### TRECHO PARA LEITURA:
-=-=-=-=-

Próximo à pequena cidade de Olho D’água do Casado fica localizado o povoado de Umbuzeiro. No povoado existe uma pequena casa branca, com apenas cinco cômodos. Logo acima no terreno pode-se ver uma pequena casa de mel construída ao lado de uma escola, com um quadro negro e algumas carteiras. Em volta a isso, apenas a vegetação nativa do Sertão alagoano.
Quem mora nesta casa branca é Cícera Alves da Silva, mais conhecida como Dona Cícera Cupira. Aos 47 anos, é casada e mãe de nove filhos. Apicultora desde 2005 viu na atividade uma oportunidade de gerar renda, melhorar a qualidade de vida, desenvolver sua região e realizar um sonho antigo.
O apelido Cupira veio da família do marido, José Martin da Silva, e é o nome de uma abelha nativa que faz ninho em cupinzeiros. A família de José vendia mel de Cupira que segundo a crença popular, serve para combater manchas no olho. Não sabia ela, nem o marido, que as abelhas estariam mais presentes na vida deles do que no apelido.
Antes de iniciar a criação de abelhas, ela vendia roupas, redes, lençóis e outros artigos têxteis para sustentar a casa. “Eu comprava em Caruaru e trazia para vender. Eu ia até a casa de todos os moradores da região e oferecia meus produtos, fazia meu caminho de bicicleta”, recorda.
Isso até 2001, quando Dona Cícera conheceria a apicultura e mudaria de ramo. “Eu vi que era aquilo que eu queria fazer. Foi amor à primeira vista”, diz.

-=-=-=-=-

### LINHAS APRESENTADAS:
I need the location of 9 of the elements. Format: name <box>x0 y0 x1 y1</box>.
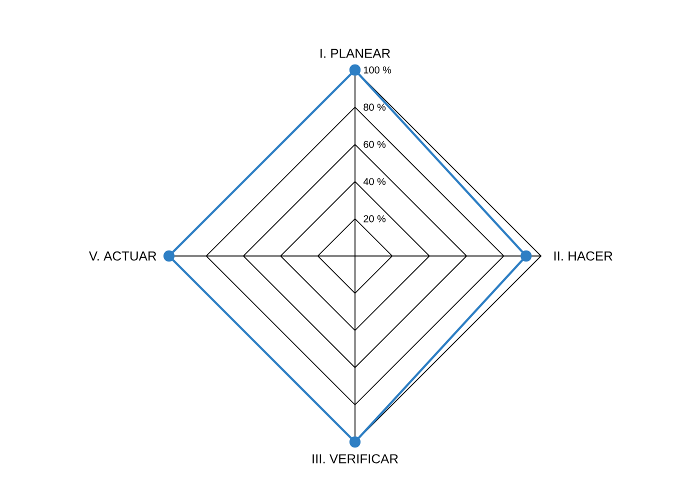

-=-=-=-=-

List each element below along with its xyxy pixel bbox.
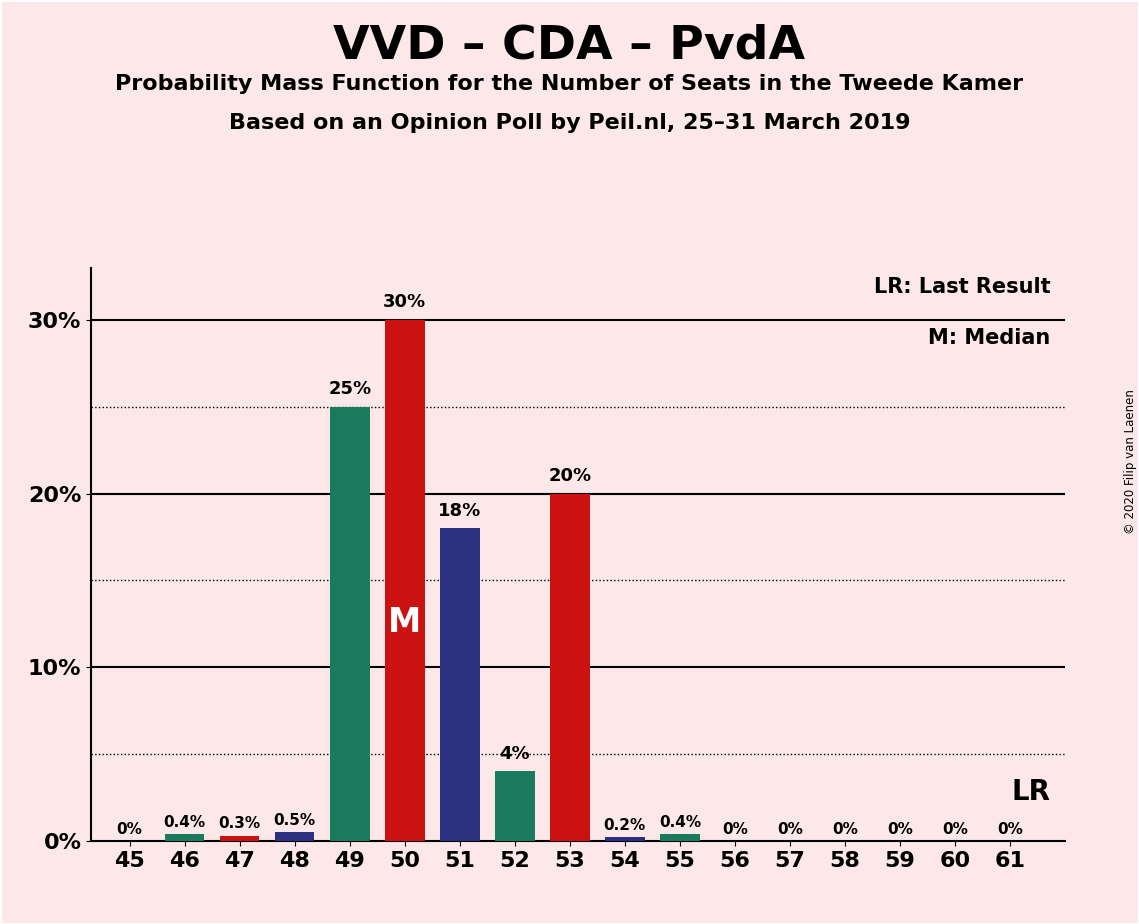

-=-=-=-=-

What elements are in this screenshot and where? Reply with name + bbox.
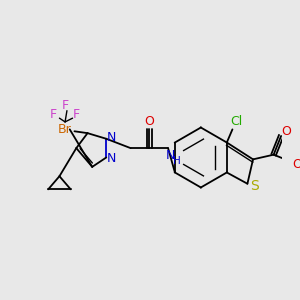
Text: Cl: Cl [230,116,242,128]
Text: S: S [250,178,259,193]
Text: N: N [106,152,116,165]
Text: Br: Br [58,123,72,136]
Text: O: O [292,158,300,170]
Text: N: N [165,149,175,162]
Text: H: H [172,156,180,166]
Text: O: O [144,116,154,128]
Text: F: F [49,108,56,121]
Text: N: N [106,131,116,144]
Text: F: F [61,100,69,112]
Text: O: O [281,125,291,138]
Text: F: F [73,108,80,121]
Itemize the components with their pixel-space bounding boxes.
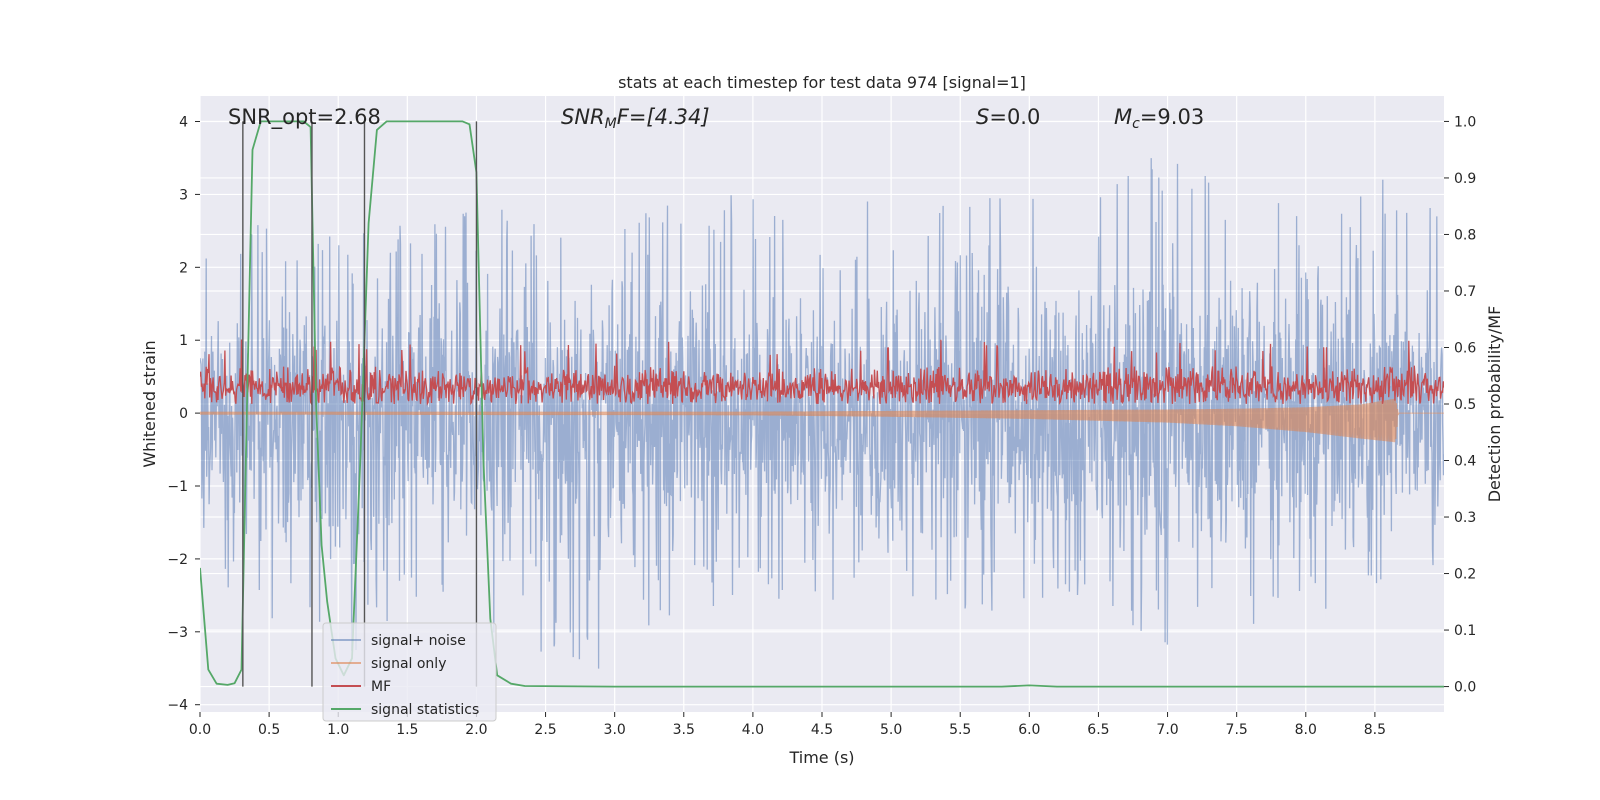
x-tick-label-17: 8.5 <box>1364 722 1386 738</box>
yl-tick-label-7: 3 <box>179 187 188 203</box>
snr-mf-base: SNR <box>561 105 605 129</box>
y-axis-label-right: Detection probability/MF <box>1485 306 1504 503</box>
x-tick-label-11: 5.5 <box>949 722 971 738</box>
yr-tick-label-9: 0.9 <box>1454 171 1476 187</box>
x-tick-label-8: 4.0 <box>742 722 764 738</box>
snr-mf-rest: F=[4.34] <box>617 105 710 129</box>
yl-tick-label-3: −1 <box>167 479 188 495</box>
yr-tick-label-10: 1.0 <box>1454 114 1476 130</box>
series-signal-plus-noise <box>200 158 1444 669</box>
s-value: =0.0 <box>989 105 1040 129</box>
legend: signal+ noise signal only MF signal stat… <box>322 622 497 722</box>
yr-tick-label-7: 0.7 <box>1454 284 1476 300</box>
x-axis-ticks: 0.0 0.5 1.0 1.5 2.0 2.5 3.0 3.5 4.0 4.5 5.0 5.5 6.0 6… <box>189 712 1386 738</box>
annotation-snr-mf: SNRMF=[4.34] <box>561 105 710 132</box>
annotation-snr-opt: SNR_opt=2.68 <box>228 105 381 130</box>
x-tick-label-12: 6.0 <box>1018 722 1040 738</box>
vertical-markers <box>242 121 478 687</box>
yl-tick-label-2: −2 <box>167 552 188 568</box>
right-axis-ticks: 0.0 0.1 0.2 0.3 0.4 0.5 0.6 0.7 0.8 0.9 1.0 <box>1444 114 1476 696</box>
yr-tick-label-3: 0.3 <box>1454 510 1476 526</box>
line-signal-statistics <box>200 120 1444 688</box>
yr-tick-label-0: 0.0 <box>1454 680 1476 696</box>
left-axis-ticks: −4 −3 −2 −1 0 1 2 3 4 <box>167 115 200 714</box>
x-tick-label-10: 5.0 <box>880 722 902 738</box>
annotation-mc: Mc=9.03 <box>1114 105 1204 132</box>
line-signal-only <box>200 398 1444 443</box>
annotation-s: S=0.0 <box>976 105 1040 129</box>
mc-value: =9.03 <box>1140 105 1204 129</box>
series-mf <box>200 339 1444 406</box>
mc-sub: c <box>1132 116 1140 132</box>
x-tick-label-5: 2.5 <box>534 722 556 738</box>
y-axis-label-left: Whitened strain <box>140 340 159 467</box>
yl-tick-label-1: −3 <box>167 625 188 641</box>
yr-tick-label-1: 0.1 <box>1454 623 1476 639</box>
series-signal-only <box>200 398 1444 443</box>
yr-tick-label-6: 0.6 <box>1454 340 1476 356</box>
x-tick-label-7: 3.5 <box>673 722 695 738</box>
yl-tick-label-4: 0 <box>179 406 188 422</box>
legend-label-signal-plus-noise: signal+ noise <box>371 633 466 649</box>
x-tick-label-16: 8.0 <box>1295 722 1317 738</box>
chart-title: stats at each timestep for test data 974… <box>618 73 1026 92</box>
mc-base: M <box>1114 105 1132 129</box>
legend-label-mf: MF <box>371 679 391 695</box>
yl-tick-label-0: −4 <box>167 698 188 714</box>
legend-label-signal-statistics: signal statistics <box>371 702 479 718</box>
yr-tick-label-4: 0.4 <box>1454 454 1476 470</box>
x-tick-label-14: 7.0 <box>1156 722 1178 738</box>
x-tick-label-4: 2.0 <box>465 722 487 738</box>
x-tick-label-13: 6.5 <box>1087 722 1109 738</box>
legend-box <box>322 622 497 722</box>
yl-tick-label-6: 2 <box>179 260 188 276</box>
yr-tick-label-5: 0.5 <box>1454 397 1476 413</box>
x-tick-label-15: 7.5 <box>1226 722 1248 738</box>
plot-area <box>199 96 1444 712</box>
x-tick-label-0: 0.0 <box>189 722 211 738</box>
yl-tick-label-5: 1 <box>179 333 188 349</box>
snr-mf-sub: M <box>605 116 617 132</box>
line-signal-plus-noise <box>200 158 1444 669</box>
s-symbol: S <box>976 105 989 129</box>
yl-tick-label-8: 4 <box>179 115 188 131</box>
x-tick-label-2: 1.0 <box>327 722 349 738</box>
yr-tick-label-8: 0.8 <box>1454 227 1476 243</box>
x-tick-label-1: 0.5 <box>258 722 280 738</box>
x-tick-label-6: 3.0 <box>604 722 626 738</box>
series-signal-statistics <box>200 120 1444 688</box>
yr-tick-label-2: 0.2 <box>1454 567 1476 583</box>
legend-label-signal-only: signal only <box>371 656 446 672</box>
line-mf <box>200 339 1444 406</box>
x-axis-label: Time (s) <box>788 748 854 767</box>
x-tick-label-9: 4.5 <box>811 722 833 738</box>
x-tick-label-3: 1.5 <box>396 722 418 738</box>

-=-=-=-=-

### TAREFA A REALIZAR:
Diga, por favor, se cada afirmação concorda com o trecho, respondendo sim ou não e citando literalmente as palavras do trecho que decidem: (a) a casa branca tem cinco cômodos; (b) o apelido Cupira veio da família da própria Dona Cícera; (c) antes das abelhas, ela vendia alimentos de porta em porta. As linhas não têm nenhum papel aqui.

### RESPOSTA ESPERADA:
(a) Sim: "com apenas cinco cômodos".
(b) Não: "O apelido Cupira veio da família do marido, José Martin da Silva".
(c) Não: "ela vendia roupas, redes, lençóis e outros artigos têxteis".